WHAT THE TASK ASKS => Search the material for the string "Seasonally" and copy each line where it occurs.

MATERIAL PROVIDED =>
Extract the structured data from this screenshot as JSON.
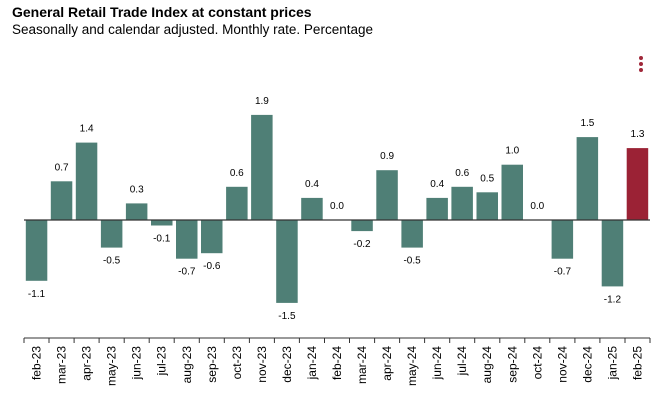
{
  "header": {
    "title": "General Retail Trade Index at constant prices",
    "subtitle": "Seasonally and calendar adjusted. Monthly rate. Percentage"
  },
  "menu": {
    "icon": "kebab-menu-icon",
    "color": "#a0283a"
  },
  "chart_data": {
    "type": "bar",
    "title": "General Retail Trade Index at constant prices",
    "subtitle": "Seasonally and calendar adjusted. Monthly rate. Percentage",
    "xlabel": "",
    "ylabel": "",
    "ylim": [
      -1.9,
      2.2
    ],
    "grid": false,
    "categories": [
      "feb-23",
      "mar-23",
      "apr-23",
      "may-23",
      "jun-23",
      "jul-23",
      "aug-23",
      "sep-23",
      "oct-23",
      "nov-23",
      "dec-23",
      "jan-24",
      "feb-24",
      "mar-24",
      "apr-24",
      "may-24",
      "jun-24",
      "jul-24",
      "aug-24",
      "sep-24",
      "oct-24",
      "nov-24",
      "dec-24",
      "jan-25",
      "feb-25"
    ],
    "values": [
      -1.1,
      0.7,
      1.4,
      -0.5,
      0.3,
      -0.1,
      -0.7,
      -0.6,
      0.6,
      1.9,
      -1.5,
      0.4,
      0.0,
      -0.2,
      0.9,
      -0.5,
      0.4,
      0.6,
      0.5,
      1.0,
      0.0,
      -0.7,
      1.5,
      -1.2,
      1.3
    ],
    "labels": [
      "-1.1",
      "0.7",
      "1.4",
      "-0.5",
      "0.3",
      "-0.1",
      "-0.7",
      "-0.6",
      "0.6",
      "1.9",
      "-1.5",
      "0.4",
      "0.0",
      "-0.2",
      "0.9",
      "-0.5",
      "0.4",
      "0.6",
      "0.5",
      "1.0",
      "0.0",
      "-0.7",
      "1.5",
      "-1.2",
      "1.3"
    ],
    "colors": {
      "default": "#4f7f76",
      "highlight": "#9b2235",
      "axis": "#333333"
    },
    "highlight_index": 24
  }
}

COMPLETED EXERCISE =>
    "subtitle": "Seasonally and calendar adjusted. Monthly rate. Percentage"
    "subtitle": "Seasonally and calendar adjusted. Monthly rate. Percentage",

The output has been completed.